**Directions:** Copy out each line that has "color" in it.

**Input records:**

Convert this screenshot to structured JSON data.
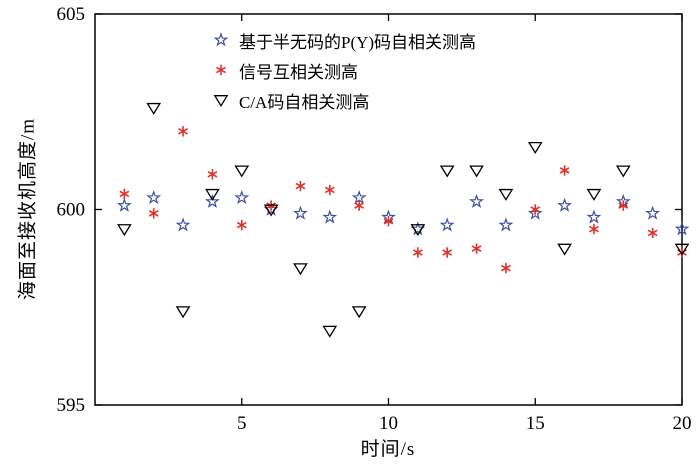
{
  "chart_data": {
    "type": "scatter",
    "title": "",
    "xlabel": "时间/s",
    "ylabel": "海面至接收机高度/m",
    "xlim": [
      0,
      20
    ],
    "ylim": [
      595,
      605
    ],
    "xticks": [
      5,
      10,
      15,
      20
    ],
    "yticks": [
      595,
      600,
      605
    ],
    "grid": false,
    "legend_position": "top-inside",
    "x": [
      1,
      2,
      3,
      4,
      5,
      6,
      7,
      8,
      9,
      10,
      11,
      12,
      13,
      14,
      15,
      16,
      17,
      18,
      19,
      20
    ],
    "series": [
      {
        "name": "基于半无码的P(Y)码自相关测高",
        "marker": "star",
        "color": "#3b4fa2",
        "values": [
          600.1,
          600.3,
          599.6,
          600.2,
          600.3,
          600.0,
          599.9,
          599.8,
          600.3,
          599.8,
          599.5,
          599.6,
          600.2,
          599.6,
          599.9,
          600.1,
          599.8,
          600.2,
          599.9,
          599.5
        ]
      },
      {
        "name": "信号互相关测高",
        "marker": "asterisk",
        "color": "#e03029",
        "values": [
          600.4,
          599.9,
          602.0,
          600.9,
          599.6,
          600.1,
          600.6,
          600.5,
          600.1,
          599.7,
          598.9,
          598.9,
          599.0,
          598.5,
          600.0,
          601.0,
          599.5,
          600.1,
          599.4,
          598.9
        ]
      },
      {
        "name": "C/A码自相关测高",
        "marker": "triangle-down",
        "color": "#000000",
        "values": [
          599.5,
          602.6,
          597.4,
          600.4,
          601.0,
          600.0,
          598.5,
          596.9,
          597.4,
          null,
          599.5,
          601.0,
          601.0,
          600.4,
          601.6,
          599.0,
          600.4,
          601.0,
          null,
          599.0
        ]
      }
    ]
  }
}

**Response:**
        "color": "#3b4fa2",
        "color": "#e03029",
        "color": "#000000",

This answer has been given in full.